======== MATERIAL TO PROCESS ========
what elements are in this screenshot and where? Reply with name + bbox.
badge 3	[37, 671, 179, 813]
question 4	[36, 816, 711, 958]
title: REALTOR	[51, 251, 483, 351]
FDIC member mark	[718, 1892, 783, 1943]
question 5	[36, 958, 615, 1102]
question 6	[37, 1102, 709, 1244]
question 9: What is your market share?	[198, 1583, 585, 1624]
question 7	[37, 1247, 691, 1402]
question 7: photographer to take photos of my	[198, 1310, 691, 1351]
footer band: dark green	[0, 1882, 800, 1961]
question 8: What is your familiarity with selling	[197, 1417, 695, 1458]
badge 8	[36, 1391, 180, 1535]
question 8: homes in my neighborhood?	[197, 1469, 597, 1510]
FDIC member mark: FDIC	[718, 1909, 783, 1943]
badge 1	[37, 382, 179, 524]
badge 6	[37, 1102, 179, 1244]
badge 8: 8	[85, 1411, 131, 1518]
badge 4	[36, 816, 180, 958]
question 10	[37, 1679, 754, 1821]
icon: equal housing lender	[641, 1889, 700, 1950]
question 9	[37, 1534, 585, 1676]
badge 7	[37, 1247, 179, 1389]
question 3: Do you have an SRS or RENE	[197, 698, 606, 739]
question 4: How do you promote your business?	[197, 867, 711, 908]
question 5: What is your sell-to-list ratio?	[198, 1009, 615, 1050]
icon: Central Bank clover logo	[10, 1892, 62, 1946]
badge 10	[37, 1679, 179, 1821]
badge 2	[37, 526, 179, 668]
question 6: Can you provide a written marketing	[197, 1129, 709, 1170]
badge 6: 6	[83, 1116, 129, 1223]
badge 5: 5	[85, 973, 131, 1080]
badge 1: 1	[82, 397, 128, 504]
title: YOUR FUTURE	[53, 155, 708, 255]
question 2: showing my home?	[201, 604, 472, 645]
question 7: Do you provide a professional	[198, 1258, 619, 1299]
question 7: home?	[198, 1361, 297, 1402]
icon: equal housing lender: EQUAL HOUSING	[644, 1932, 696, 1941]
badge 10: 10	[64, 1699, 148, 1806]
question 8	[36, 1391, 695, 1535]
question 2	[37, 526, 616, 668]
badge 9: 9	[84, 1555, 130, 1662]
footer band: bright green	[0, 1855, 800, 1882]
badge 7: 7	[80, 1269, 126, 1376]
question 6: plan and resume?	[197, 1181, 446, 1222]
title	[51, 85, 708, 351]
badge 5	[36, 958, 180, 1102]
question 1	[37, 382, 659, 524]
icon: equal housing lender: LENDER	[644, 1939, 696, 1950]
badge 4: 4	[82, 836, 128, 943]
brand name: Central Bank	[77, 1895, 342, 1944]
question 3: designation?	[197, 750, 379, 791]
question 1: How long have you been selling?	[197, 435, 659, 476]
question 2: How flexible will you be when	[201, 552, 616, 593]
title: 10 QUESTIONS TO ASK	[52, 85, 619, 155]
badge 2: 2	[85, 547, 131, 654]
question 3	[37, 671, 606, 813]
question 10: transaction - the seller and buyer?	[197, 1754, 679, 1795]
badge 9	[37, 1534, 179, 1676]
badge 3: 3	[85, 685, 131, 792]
========
======== MATERIAL TO PROCESS ========
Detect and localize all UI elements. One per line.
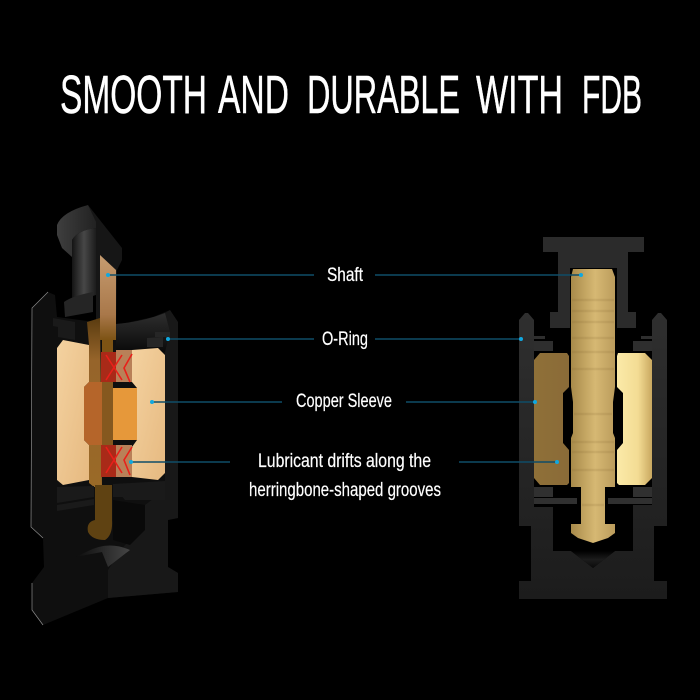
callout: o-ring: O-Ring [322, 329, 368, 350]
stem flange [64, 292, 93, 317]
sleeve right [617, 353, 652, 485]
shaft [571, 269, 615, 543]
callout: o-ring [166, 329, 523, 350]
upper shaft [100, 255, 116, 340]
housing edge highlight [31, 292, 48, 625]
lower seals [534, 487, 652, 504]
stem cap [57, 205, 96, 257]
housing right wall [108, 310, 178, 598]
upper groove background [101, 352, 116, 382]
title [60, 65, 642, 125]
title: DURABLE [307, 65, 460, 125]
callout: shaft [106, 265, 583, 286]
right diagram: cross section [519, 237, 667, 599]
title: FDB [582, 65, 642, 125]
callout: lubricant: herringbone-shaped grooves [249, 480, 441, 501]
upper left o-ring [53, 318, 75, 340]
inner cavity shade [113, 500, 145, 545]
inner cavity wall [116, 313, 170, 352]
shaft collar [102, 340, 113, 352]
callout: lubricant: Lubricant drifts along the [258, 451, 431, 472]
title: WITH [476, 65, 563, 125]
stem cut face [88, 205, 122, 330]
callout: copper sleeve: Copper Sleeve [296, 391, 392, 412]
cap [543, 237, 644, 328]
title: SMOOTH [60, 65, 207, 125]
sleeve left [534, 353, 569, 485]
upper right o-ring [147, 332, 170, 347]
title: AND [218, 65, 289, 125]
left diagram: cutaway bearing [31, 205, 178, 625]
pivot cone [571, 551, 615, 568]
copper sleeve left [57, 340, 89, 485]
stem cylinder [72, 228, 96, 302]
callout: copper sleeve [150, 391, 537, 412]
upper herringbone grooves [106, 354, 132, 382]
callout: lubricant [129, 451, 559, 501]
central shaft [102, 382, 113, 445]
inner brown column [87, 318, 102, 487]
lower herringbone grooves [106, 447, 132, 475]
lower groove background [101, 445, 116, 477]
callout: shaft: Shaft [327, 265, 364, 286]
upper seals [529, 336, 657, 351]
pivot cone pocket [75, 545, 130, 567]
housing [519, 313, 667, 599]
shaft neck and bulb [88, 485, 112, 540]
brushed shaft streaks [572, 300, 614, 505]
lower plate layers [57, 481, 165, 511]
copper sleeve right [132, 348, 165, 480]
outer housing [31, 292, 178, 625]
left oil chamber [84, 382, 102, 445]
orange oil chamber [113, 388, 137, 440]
========
======== MATERIAL TO PROCESS ========
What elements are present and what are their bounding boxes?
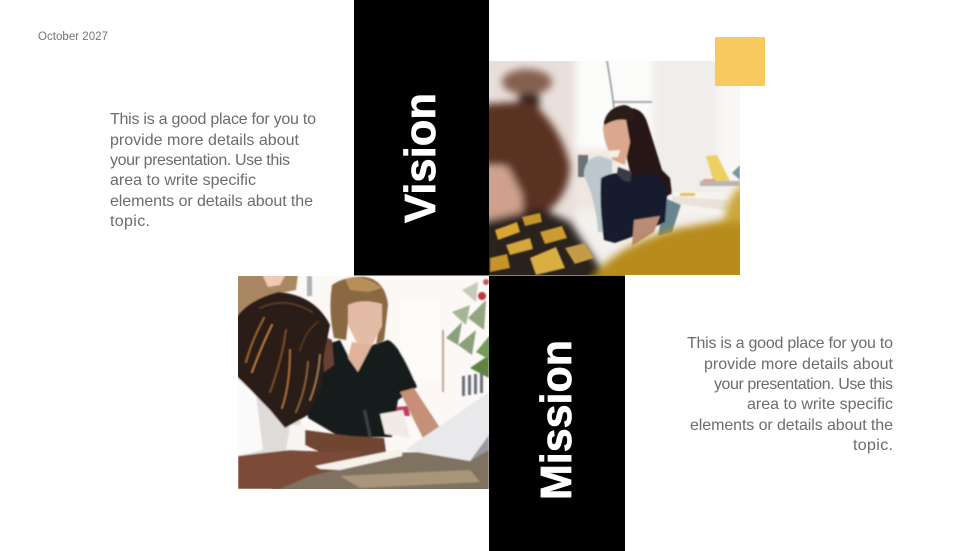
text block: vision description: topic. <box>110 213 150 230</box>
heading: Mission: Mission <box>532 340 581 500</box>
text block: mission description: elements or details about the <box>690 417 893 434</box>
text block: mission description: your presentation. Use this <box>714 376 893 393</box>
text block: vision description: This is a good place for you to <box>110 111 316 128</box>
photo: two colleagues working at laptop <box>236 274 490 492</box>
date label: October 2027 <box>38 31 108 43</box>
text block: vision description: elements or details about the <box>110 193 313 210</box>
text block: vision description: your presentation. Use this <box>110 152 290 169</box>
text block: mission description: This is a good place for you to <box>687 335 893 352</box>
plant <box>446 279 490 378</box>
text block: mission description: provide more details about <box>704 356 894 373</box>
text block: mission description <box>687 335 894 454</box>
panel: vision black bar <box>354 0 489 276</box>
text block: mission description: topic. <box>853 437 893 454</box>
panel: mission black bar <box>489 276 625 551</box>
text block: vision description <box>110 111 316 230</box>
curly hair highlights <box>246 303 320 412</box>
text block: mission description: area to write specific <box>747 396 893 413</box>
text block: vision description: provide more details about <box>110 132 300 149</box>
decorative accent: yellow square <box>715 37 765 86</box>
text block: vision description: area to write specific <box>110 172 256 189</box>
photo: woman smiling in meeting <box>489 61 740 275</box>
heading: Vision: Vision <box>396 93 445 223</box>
========
§ EXERCISE DESCRIPTION: Find every line in the items above that contains the string "title" and copy each one. Match the case exactly.

§ FINAL ANSWER:
title: REALTOR	[51, 251, 483, 351]
title: YOUR FUTURE	[53, 155, 708, 255]
title	[51, 85, 708, 351]
title: 10 QUESTIONS TO ASK	[52, 85, 619, 155]
title [60, 65, 642, 125]
title: DURABLE [307, 65, 460, 125]
title: FDB [582, 65, 642, 125]
title: WITH [476, 65, 563, 125]
title: SMOOTH [60, 65, 207, 125]
title: AND [218, 65, 289, 125]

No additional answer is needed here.